--- Dataset extract ---
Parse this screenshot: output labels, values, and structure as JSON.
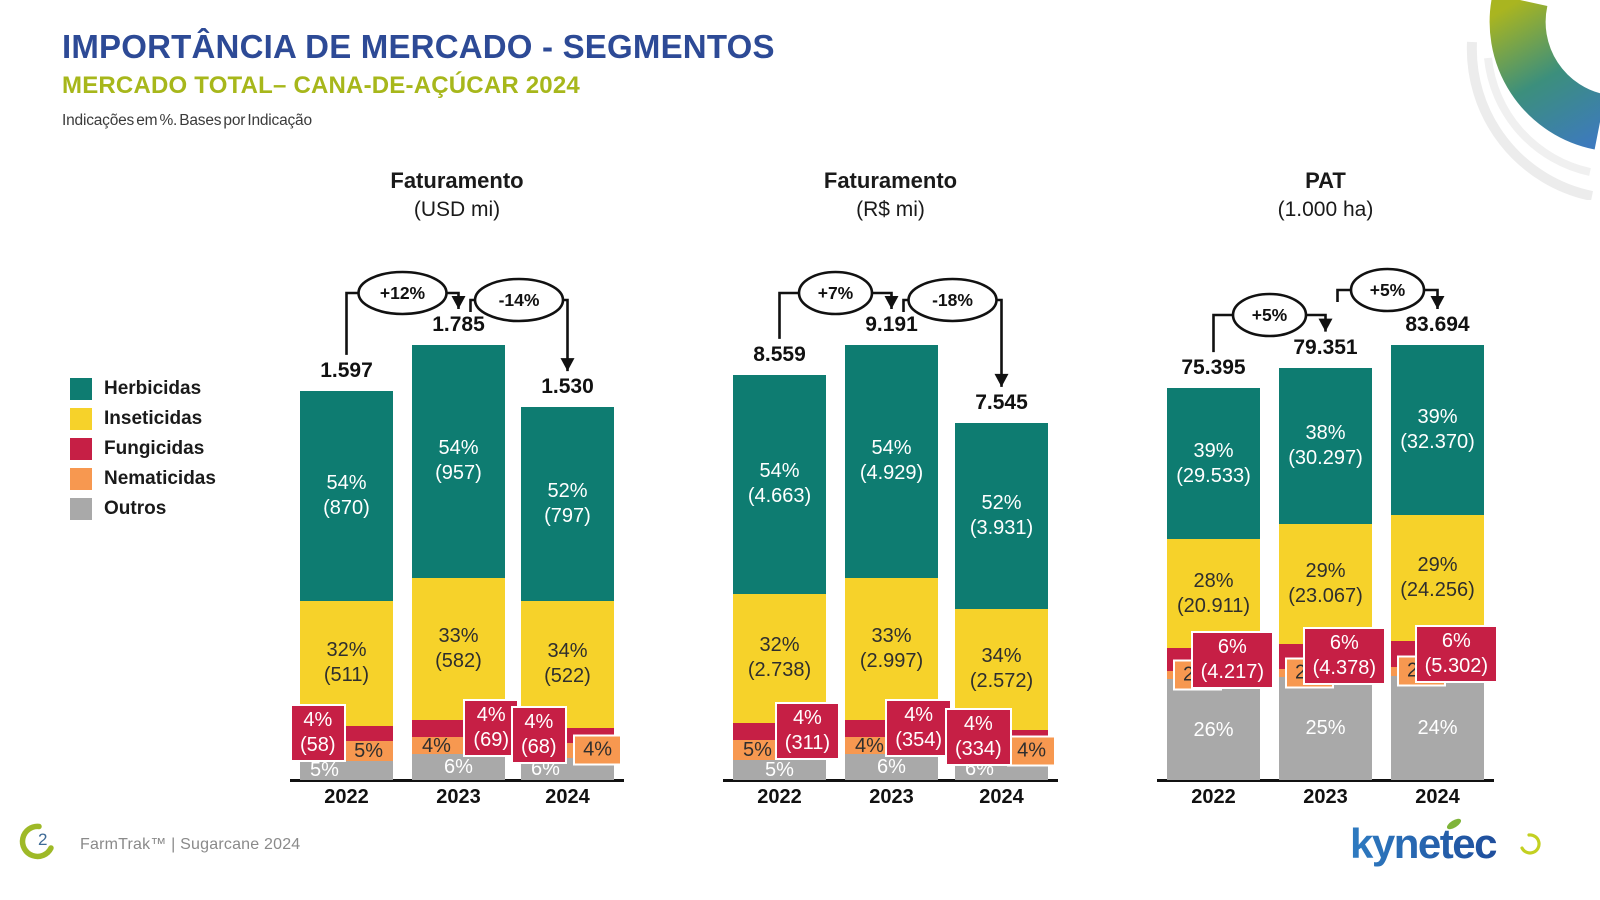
{
  "slide": {
    "title": "IMPORTÂNCIA DE MERCADO - SEGMENTOS",
    "subtitle": "MERCADO TOTAL– CANA-DE-AÇÚCAR 2024",
    "note": "Indicações em %. Bases por Indicação",
    "page_number": "2",
    "footer_text": "FarmTrak™ | Sugarcane 2024",
    "logo_text": "kynetec"
  },
  "colors": {
    "title": "#2D4A96",
    "subtitle": "#A7B71B",
    "accent_olive": "#A9B81D",
    "logo_blue": "#2768B0",
    "footer_text": "#8A8A8A",
    "series": {
      "Herbicidas": "#0E7C71",
      "Inseticidas": "#F6D22A",
      "Fungicidas": "#C61F45",
      "Nematicidas": "#F79850",
      "Outros": "#A9A9A9"
    }
  },
  "legend": [
    {
      "label": "Herbicidas"
    },
    {
      "label": "Inseticidas"
    },
    {
      "label": "Fungicidas"
    },
    {
      "label": "Nematicidas"
    },
    {
      "label": "Outros"
    }
  ],
  "chart_data": [
    {
      "type": "bar",
      "stacked": true,
      "title": "Faturamento",
      "unit": "(USD mi)",
      "categories": [
        "2022",
        "2023",
        "2024"
      ],
      "totals": [
        1597,
        1785,
        1530
      ],
      "total_labels": [
        "1.597",
        "1.785",
        "1.530"
      ],
      "changes": [
        {
          "label": "+12%",
          "from": 0,
          "to": 1
        },
        {
          "label": "-14%",
          "from": 1,
          "to": 2
        }
      ],
      "series": [
        {
          "name": "Herbicidas",
          "pct": [
            54,
            54,
            52
          ],
          "labels": [
            "(870)",
            "(957)",
            "(797)"
          ]
        },
        {
          "name": "Inseticidas",
          "pct": [
            32,
            33,
            34
          ],
          "labels": [
            "(511)",
            "(582)",
            "(522)"
          ]
        },
        {
          "name": "Fungicidas",
          "pct": [
            4,
            4,
            4
          ],
          "labels": [
            "(58)",
            "(69)",
            "(68)"
          ],
          "placement": [
            "callout-left",
            "callout-right",
            "callout-left"
          ]
        },
        {
          "name": "Nematicidas",
          "pct": [
            5,
            4,
            4
          ],
          "placement": [
            "inside-right",
            "inside-left",
            "callout-right"
          ]
        },
        {
          "name": "Outros",
          "pct": [
            5,
            6,
            6
          ],
          "placement": [
            "inside-left",
            "inside-center",
            "inside-left"
          ]
        }
      ]
    },
    {
      "type": "bar",
      "stacked": true,
      "title": "Faturamento",
      "unit": "(R$ mi)",
      "categories": [
        "2022",
        "2023",
        "2024"
      ],
      "totals": [
        8559,
        9191,
        7545
      ],
      "total_labels": [
        "8.559",
        "9.191",
        "7.545"
      ],
      "changes": [
        {
          "label": "+7%",
          "from": 0,
          "to": 1
        },
        {
          "label": "-18%",
          "from": 1,
          "to": 2
        }
      ],
      "series": [
        {
          "name": "Herbicidas",
          "pct": [
            54,
            54,
            52
          ],
          "labels": [
            "(4.663)",
            "(4.929)",
            "(3.931)"
          ]
        },
        {
          "name": "Inseticidas",
          "pct": [
            32,
            33,
            34
          ],
          "labels": [
            "(2.738)",
            "(2.997)",
            "(2.572)"
          ]
        },
        {
          "name": "Fungicidas",
          "pct": [
            4,
            4,
            4
          ],
          "labels": [
            "(311)",
            "(354)",
            "(334)"
          ],
          "placement": [
            "callout-right",
            "callout-right",
            "callout-left"
          ]
        },
        {
          "name": "Nematicidas",
          "pct": [
            5,
            4,
            4
          ],
          "placement": [
            "inside-left",
            "inside-left",
            "callout-right"
          ]
        },
        {
          "name": "Outros",
          "pct": [
            5,
            6,
            6
          ],
          "placement": [
            "inside-center",
            "inside-center",
            "inside-left"
          ]
        }
      ]
    },
    {
      "type": "bar",
      "stacked": true,
      "title": "PAT",
      "unit": "(1.000 ha)",
      "categories": [
        "2022",
        "2023",
        "2024"
      ],
      "totals": [
        75395,
        79351,
        83694
      ],
      "total_labels": [
        "75.395",
        "79.351",
        "83.694"
      ],
      "changes": [
        {
          "label": "+5%",
          "from": 0,
          "to": 1
        },
        {
          "label": "+5%",
          "from": 1,
          "to": 2
        }
      ],
      "series": [
        {
          "name": "Herbicidas",
          "pct": [
            39,
            38,
            39
          ],
          "labels": [
            "(29.533)",
            "(30.297)",
            "(32.370)"
          ]
        },
        {
          "name": "Inseticidas",
          "pct": [
            28,
            29,
            29
          ],
          "labels": [
            "(20.911)",
            "(23.067)",
            "(24.256)"
          ]
        },
        {
          "name": "Fungicidas",
          "pct": [
            6,
            6,
            6
          ],
          "labels": [
            "(4.217)",
            "(4.378)",
            "(5.302)"
          ],
          "placement": [
            "callout-right",
            "callout-right",
            "callout-right"
          ]
        },
        {
          "name": "Nematicidas",
          "pct": [
            2,
            2,
            2
          ],
          "placement": [
            "callout-left",
            "callout-left",
            "callout-left"
          ]
        },
        {
          "name": "Outros",
          "pct": [
            26,
            25,
            24
          ],
          "placement": [
            "inside-center",
            "inside-center",
            "inside-center"
          ]
        }
      ]
    }
  ]
}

--- Your task ---
Copy the data character for character, but drop all pictures from the copy.

--- Output of the exercise ---
Parse this screenshot: output labels, values, and structure as JSON.
{
  "slide": {
    "title": "IMPORTÂNCIA DE MERCADO - SEGMENTOS",
    "subtitle": "MERCADO TOTAL– CANA-DE-AÇÚCAR 2024",
    "note": "Indicações em %. Bases por Indicação",
    "page_number": "2",
    "footer_text": "FarmTrak™ | Sugarcane 2024",
    "logo_text": "kynetec"
  },
  "colors": {
    "title": "#2D4A96",
    "subtitle": "#A7B71B",
    "accent_olive": "#A9B81D",
    "logo_blue": "#2768B0",
    "footer_text": "#8A8A8A",
    "series": {
      "Herbicidas": "#0E7C71",
      "Inseticidas": "#F6D22A",
      "Fungicidas": "#C61F45",
      "Nematicidas": "#F79850",
      "Outros": "#A9A9A9"
    }
  },
  "legend": [
    {
      "label": "Herbicidas"
    },
    {
      "label": "Inseticidas"
    },
    {
      "label": "Fungicidas"
    },
    {
      "label": "Nematicidas"
    },
    {
      "label": "Outros"
    }
  ],
  "chart_data": [
    {
      "type": "bar",
      "stacked": true,
      "title": "Faturamento",
      "unit": "(USD mi)",
      "categories": [
        "2022",
        "2023",
        "2024"
      ],
      "totals": [
        1597,
        1785,
        1530
      ],
      "total_labels": [
        "1.597",
        "1.785",
        "1.530"
      ],
      "changes": [
        {
          "label": "+12%",
          "from": 0,
          "to": 1
        },
        {
          "label": "-14%",
          "from": 1,
          "to": 2
        }
      ],
      "series": [
        {
          "name": "Herbicidas",
          "pct": [
            54,
            54,
            52
          ],
          "labels": [
            "(870)",
            "(957)",
            "(797)"
          ]
        },
        {
          "name": "Inseticidas",
          "pct": [
            32,
            33,
            34
          ],
          "labels": [
            "(511)",
            "(582)",
            "(522)"
          ]
        },
        {
          "name": "Fungicidas",
          "pct": [
            4,
            4,
            4
          ],
          "labels": [
            "(58)",
            "(69)",
            "(68)"
          ],
          "placement": [
            "callout-left",
            "callout-right",
            "callout-left"
          ]
        },
        {
          "name": "Nematicidas",
          "pct": [
            5,
            4,
            4
          ],
          "placement": [
            "inside-right",
            "inside-left",
            "callout-right"
          ]
        },
        {
          "name": "Outros",
          "pct": [
            5,
            6,
            6
          ],
          "placement": [
            "inside-left",
            "inside-center",
            "inside-left"
          ]
        }
      ]
    },
    {
      "type": "bar",
      "stacked": true,
      "title": "Faturamento",
      "unit": "(R$ mi)",
      "categories": [
        "2022",
        "2023",
        "2024"
      ],
      "totals": [
        8559,
        9191,
        7545
      ],
      "total_labels": [
        "8.559",
        "9.191",
        "7.545"
      ],
      "changes": [
        {
          "label": "+7%",
          "from": 0,
          "to": 1
        },
        {
          "label": "-18%",
          "from": 1,
          "to": 2
        }
      ],
      "series": [
        {
          "name": "Herbicidas",
          "pct": [
            54,
            54,
            52
          ],
          "labels": [
            "(4.663)",
            "(4.929)",
            "(3.931)"
          ]
        },
        {
          "name": "Inseticidas",
          "pct": [
            32,
            33,
            34
          ],
          "labels": [
            "(2.738)",
            "(2.997)",
            "(2.572)"
          ]
        },
        {
          "name": "Fungicidas",
          "pct": [
            4,
            4,
            4
          ],
          "labels": [
            "(311)",
            "(354)",
            "(334)"
          ],
          "placement": [
            "callout-right",
            "callout-right",
            "callout-left"
          ]
        },
        {
          "name": "Nematicidas",
          "pct": [
            5,
            4,
            4
          ],
          "placement": [
            "inside-left",
            "inside-left",
            "callout-right"
          ]
        },
        {
          "name": "Outros",
          "pct": [
            5,
            6,
            6
          ],
          "placement": [
            "inside-center",
            "inside-center",
            "inside-left"
          ]
        }
      ]
    },
    {
      "type": "bar",
      "stacked": true,
      "title": "PAT",
      "unit": "(1.000 ha)",
      "categories": [
        "2022",
        "2023",
        "2024"
      ],
      "totals": [
        75395,
        79351,
        83694
      ],
      "total_labels": [
        "75.395",
        "79.351",
        "83.694"
      ],
      "changes": [
        {
          "label": "+5%",
          "from": 0,
          "to": 1
        },
        {
          "label": "+5%",
          "from": 1,
          "to": 2
        }
      ],
      "series": [
        {
          "name": "Herbicidas",
          "pct": [
            39,
            38,
            39
          ],
          "labels": [
            "(29.533)",
            "(30.297)",
            "(32.370)"
          ]
        },
        {
          "name": "Inseticidas",
          "pct": [
            28,
            29,
            29
          ],
          "labels": [
            "(20.911)",
            "(23.067)",
            "(24.256)"
          ]
        },
        {
          "name": "Fungicidas",
          "pct": [
            6,
            6,
            6
          ],
          "labels": [
            "(4.217)",
            "(4.378)",
            "(5.302)"
          ],
          "placement": [
            "callout-right",
            "callout-right",
            "callout-right"
          ]
        },
        {
          "name": "Nematicidas",
          "pct": [
            2,
            2,
            2
          ],
          "placement": [
            "callout-left",
            "callout-left",
            "callout-left"
          ]
        },
        {
          "name": "Outros",
          "pct": [
            26,
            25,
            24
          ],
          "placement": [
            "inside-center",
            "inside-center",
            "inside-center"
          ]
        }
      ]
    }
  ]
}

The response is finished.